→ Task statement:
Convert the records below into a JSON array of strings, one string per line, skipping any blank lines.

→ Rows:
========
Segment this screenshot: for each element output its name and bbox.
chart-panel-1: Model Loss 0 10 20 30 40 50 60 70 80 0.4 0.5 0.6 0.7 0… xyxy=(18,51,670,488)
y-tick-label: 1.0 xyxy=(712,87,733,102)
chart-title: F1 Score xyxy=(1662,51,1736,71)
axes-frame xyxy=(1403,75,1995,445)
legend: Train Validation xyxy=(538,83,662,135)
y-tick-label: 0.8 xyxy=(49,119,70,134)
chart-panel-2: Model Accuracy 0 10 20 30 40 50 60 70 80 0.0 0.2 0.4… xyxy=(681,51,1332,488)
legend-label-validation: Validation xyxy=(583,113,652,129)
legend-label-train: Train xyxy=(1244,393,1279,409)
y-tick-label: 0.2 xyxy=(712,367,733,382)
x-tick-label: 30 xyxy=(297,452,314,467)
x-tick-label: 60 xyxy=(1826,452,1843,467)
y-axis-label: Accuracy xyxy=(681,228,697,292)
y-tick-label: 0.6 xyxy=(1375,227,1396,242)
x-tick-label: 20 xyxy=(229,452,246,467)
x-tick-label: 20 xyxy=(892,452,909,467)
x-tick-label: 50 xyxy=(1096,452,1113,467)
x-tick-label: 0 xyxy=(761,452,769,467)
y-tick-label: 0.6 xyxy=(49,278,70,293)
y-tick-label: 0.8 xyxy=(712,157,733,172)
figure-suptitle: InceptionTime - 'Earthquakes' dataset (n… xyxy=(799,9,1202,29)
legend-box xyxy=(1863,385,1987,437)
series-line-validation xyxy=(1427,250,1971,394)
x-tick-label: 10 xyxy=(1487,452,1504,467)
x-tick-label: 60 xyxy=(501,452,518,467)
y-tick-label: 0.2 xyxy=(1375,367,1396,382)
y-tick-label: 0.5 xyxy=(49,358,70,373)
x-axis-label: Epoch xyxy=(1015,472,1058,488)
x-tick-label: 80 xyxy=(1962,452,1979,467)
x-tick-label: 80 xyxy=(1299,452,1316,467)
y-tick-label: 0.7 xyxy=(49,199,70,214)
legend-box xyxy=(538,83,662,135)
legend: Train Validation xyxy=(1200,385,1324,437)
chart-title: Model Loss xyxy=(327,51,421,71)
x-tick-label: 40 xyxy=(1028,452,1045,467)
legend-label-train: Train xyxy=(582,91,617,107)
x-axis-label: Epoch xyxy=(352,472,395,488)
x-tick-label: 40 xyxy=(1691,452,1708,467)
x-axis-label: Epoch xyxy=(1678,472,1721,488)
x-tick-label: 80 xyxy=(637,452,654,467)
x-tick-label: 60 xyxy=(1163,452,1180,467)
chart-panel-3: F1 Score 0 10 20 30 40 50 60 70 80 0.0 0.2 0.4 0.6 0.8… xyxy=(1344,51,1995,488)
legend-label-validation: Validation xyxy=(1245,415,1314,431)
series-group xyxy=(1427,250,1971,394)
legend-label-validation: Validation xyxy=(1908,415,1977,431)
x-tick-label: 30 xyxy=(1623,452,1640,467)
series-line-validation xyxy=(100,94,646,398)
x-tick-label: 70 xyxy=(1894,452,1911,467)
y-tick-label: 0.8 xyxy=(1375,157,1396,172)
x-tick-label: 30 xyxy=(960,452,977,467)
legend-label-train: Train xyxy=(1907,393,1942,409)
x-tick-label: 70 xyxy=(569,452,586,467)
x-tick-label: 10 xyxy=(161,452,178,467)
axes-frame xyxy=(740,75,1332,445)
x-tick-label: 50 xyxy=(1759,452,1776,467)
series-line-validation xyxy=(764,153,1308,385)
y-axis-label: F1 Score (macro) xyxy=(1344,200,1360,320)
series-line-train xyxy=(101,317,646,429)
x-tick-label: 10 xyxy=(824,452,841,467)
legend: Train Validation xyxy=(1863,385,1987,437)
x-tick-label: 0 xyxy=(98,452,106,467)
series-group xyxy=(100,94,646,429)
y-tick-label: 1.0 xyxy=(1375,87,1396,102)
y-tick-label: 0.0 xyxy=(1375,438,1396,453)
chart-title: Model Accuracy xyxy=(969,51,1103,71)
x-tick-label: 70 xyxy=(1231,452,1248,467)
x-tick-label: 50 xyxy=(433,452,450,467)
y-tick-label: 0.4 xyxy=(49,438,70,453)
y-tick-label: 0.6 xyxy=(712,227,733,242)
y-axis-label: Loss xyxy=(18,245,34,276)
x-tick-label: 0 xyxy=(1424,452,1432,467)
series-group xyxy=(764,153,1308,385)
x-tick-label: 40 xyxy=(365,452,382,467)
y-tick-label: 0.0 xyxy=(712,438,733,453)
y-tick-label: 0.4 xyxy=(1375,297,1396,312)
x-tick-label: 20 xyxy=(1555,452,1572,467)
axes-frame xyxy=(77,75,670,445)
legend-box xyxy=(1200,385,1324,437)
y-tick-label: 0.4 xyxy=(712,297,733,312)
========
→ Response to the exercise:
[
  "Segment this screenshot: for each element output its name and bbox.",
  "chart-panel-1: Model Loss 0 10 20 30 40 50 60 70 80 0.4 0.5 0.6 0.7 0… xyxy=(18,51,670,488)",
  "y-tick-label: 1.0 xyxy=(712,87,733,102)",
  "chart-title: F1 Score xyxy=(1662,51,1736,71)",
  "axes-frame xyxy=(1403,75,1995,445)",
  "legend: Train Validation xyxy=(538,83,662,135)",
  "y-tick-label: 0.8 xyxy=(49,119,70,134)",
  "chart-panel-2: Model Accuracy 0 10 20 30 40 50 60 70 80 0.0 0.2 0.4… xyxy=(681,51,1332,488)",
  "legend-label-validation: Validation xyxy=(583,113,652,129)",
  "legend-label-train: Train xyxy=(1244,393,1279,409)",
  "y-tick-label: 0.2 xyxy=(712,367,733,382)",
  "x-tick-label: 30 xyxy=(297,452,314,467)",
  "x-tick-label: 60 xyxy=(1826,452,1843,467)",
  "y-axis-label: Accuracy xyxy=(681,228,697,292)",
  "y-tick-label: 0.6 xyxy=(1375,227,1396,242)",
  "x-tick-label: 20 xyxy=(229,452,246,467)",
  "x-tick-label: 20 xyxy=(892,452,909,467)",
  "x-tick-label: 50 xyxy=(1096,452,1113,467)",
  "x-tick-label: 0 xyxy=(761,452,769,467)",
  "y-tick-label: 0.6 xyxy=(49,278,70,293)",
  "y-tick-label: 0.8 xyxy=(712,157,733,172)",
  "figure-suptitle: InceptionTime - 'Earthquakes' dataset (n… xyxy=(799,9,1202,29)",
  "legend-box xyxy=(1863,385,1987,437)",
  "series-line-validation xyxy=(1427,250,1971,394)",
  "x-tick-label: 10 xyxy=(1487,452,1504,467)",
  "x-tick-label: 60 xyxy=(501,452,518,467)",
  "y-tick-label: 0.2 xyxy=(1375,367,1396,382)",
  "y-tick-label: 0.5 xyxy=(49,358,70,373)",
  "x-axis-label: Epoch xyxy=(1015,472,1058,488)",
  "x-tick-label: 80 xyxy=(1962,452,1979,467)",
  "x-tick-label: 80 xyxy=(1299,452,1316,467)",
  "y-tick-label: 0.7 xyxy=(49,199,70,214)",
  "legend-box xyxy=(538,83,662,135)",
  "legend: Train Validation xyxy=(1200,385,1324,437)",
  "chart-title: Model Loss xyxy=(327,51,421,71)",
  "x-tick-label: 40 xyxy=(1028,452,1045,467)",
  "legend-label-train: Train xyxy=(582,91,617,107)",
  "x-axis-label: Epoch xyxy=(352,472,395,488)",
  "x-tick-label: 40 xyxy=(1691,452,1708,467)",
  "x-axis-label: Epoch xyxy=(1678,472,1721,488)",
  "x-tick-label: 80 xyxy=(637,452,654,467)",
  "x-tick-label: 60 xyxy=(1163,452,1180,467)",
  "chart-panel-3: F1 Score 0 10 20 30 40 50 60 70 80 0.0 0.2 0.4 0.6 0.8… xyxy=(1344,51,1995,488)",
  "legend-label-validation: Validation xyxy=(1245,415,1314,431)",
  "series-group xyxy=(1427,250,1971,394)",
  "legend-label-validation: Validation xyxy=(1908,415,1977,431)",
  "x-tick-label: 30 xyxy=(1623,452,1640,467)",
  "series-line-validation xyxy=(100,94,646,398)",
  "x-tick-label: 70 xyxy=(1894,452,1911,467)",
  "y-tick-label: 0.8 xyxy=(1375,157,1396,172)",
  "x-tick-label: 30 xyxy=(960,452,977,467)",
  "legend-label-train: Train xyxy=(1907,393,1942,409)",
  "x-tick-label: 70 xyxy=(569,452,586,467)",
  "x-tick-label: 10 xyxy=(161,452,178,467)",
  "axes-frame xyxy=(740,75,1332,445)",
  "x-tick-label: 50 xyxy=(1759,452,1776,467)",
  "series-line-validation xyxy=(764,153,1308,385)",
  "y-axis-label: F1 Score (macro) xyxy=(1344,200,1360,320)",
  "series-line-train xyxy=(101,317,646,429)",
  "x-tick-label: 10 xyxy=(824,452,841,467)",
  "legend: Train Validation xyxy=(1863,385,1987,437)",
  "x-tick-label: 0 xyxy=(98,452,106,467)",
  "series-group xyxy=(100,94,646,429)",
  "y-tick-label: 1.0 xyxy=(1375,87,1396,102)",
  "y-tick-label: 0.0 xyxy=(1375,438,1396,453)",
  "chart-title: Model Accuracy xyxy=(969,51,1103,71)",
  "x-tick-label: 70 xyxy=(1231,452,1248,467)",
  "x-tick-label: 50 xyxy=(433,452,450,467)",
  "y-tick-label: 0.4 xyxy=(49,438,70,453)",
  "y-tick-label: 0.6 xyxy=(712,227,733,242)",
  "y-axis-label: Loss xyxy=(18,245,34,276)",
  "x-tick-label: 0 xyxy=(1424,452,1432,467)",
  "series-group xyxy=(764,153,1308,385)",
  "x-tick-label: 40 xyxy=(365,452,382,467)",
  "y-tick-label: 0.0 xyxy=(712,438,733,453)",
  "y-tick-label: 0.4 xyxy=(1375,297,1396,312)",
  "x-tick-label: 20 xyxy=(1555,452,1572,467)",
  "axes-frame xyxy=(77,75,670,445)",
  "legend-box xyxy=(1200,385,1324,437)",
  "y-tick-label: 0.4 xyxy=(712,297,733,312)"
]